> STATED EXERCISE
Records follow. Copy every line with "What".

> STORED RECORDS
········

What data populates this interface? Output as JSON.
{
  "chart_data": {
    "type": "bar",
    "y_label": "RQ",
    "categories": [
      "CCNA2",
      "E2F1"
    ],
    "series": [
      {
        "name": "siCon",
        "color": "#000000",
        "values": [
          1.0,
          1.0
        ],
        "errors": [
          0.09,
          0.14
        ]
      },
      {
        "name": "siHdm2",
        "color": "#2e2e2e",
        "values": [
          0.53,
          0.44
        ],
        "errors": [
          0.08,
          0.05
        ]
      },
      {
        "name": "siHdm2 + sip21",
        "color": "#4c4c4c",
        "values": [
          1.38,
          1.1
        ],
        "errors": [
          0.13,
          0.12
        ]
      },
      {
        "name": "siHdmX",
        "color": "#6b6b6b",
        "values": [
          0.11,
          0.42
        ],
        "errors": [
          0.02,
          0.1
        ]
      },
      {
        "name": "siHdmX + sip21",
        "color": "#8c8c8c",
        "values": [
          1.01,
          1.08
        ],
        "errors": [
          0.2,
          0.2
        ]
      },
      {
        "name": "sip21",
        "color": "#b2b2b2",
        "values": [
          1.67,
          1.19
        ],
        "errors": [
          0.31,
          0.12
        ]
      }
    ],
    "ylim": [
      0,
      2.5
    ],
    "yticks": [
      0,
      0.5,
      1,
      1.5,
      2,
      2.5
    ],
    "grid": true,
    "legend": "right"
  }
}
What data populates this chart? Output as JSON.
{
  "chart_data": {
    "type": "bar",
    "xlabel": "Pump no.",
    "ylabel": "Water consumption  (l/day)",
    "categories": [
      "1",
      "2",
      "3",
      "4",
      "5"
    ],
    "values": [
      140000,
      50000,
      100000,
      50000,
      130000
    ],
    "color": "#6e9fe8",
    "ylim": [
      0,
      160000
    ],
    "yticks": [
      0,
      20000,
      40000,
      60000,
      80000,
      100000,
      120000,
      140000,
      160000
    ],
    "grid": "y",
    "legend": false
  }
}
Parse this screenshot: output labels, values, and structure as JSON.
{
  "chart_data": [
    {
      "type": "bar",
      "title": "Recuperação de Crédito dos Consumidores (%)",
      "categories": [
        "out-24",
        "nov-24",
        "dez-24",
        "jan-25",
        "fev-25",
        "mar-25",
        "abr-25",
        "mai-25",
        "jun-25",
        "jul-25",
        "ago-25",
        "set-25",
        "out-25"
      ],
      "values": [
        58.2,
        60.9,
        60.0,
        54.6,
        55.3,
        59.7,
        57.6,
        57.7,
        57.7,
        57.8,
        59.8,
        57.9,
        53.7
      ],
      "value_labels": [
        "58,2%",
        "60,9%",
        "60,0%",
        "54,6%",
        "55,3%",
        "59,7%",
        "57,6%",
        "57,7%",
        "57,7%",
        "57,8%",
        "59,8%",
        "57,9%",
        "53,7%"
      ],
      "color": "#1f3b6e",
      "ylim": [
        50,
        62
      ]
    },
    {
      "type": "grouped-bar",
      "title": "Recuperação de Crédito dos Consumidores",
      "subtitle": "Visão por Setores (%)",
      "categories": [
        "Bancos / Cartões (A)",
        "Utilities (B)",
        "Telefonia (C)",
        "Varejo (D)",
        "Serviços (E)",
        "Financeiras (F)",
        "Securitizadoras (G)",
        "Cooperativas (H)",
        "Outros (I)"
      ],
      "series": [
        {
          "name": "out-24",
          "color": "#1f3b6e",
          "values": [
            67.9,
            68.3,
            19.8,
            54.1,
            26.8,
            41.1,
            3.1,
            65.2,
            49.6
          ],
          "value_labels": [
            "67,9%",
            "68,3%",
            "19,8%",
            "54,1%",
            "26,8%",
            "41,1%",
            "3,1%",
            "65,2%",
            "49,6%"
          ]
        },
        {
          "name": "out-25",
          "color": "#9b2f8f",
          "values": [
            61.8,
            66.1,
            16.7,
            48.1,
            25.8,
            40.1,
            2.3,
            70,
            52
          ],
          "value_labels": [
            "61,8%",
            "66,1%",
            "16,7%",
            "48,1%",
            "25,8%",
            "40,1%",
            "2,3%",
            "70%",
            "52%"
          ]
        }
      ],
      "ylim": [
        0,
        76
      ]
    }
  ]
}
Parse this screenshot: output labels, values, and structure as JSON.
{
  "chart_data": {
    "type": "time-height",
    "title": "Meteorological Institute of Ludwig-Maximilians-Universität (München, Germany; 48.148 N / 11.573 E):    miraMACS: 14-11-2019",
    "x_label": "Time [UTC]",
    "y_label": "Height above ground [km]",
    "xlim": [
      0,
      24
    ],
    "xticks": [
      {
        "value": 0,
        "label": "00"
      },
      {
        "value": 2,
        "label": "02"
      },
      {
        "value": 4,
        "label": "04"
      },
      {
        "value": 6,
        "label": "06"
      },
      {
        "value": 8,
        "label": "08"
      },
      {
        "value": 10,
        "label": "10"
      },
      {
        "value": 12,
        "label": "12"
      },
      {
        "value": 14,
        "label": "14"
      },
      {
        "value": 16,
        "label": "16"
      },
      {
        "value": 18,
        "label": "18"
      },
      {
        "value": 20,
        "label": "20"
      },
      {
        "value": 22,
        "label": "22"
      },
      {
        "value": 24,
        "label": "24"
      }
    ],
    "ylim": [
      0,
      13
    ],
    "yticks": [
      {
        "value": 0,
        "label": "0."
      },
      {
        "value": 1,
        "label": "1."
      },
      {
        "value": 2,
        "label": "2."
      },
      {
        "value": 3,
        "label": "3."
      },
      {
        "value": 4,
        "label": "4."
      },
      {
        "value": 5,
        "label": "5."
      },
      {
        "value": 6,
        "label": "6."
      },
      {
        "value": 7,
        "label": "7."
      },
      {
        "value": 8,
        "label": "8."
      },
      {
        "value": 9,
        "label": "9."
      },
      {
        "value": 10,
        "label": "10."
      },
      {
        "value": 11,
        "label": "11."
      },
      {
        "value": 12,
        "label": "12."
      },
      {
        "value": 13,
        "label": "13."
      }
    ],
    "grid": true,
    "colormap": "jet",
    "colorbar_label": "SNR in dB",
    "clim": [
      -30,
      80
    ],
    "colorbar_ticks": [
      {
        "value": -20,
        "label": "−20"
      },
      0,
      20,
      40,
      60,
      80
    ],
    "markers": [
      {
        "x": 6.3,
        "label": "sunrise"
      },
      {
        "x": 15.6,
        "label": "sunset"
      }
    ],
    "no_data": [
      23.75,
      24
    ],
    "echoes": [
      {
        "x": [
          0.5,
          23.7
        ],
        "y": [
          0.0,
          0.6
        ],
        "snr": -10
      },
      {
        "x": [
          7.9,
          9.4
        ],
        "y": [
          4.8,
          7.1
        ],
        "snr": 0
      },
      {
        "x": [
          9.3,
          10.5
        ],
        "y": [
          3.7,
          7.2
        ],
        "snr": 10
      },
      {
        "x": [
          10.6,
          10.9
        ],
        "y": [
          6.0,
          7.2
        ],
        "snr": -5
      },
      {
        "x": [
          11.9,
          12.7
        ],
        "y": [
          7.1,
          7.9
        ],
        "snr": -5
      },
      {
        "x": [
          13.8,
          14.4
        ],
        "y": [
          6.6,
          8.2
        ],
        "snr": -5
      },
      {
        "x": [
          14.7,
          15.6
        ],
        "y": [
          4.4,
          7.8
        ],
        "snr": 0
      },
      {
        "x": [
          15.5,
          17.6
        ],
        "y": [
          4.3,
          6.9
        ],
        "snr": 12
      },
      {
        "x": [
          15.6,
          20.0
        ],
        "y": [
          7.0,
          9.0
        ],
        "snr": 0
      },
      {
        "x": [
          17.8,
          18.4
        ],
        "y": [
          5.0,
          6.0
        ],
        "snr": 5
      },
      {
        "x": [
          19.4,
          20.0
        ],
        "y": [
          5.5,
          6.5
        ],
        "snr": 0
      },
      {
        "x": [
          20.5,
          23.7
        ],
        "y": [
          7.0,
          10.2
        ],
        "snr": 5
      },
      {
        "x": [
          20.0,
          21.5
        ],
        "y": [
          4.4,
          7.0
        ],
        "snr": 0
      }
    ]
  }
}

········

> RESULT
What data populates this interface? Output as JSON.
What data populates this chart? Output as JSON.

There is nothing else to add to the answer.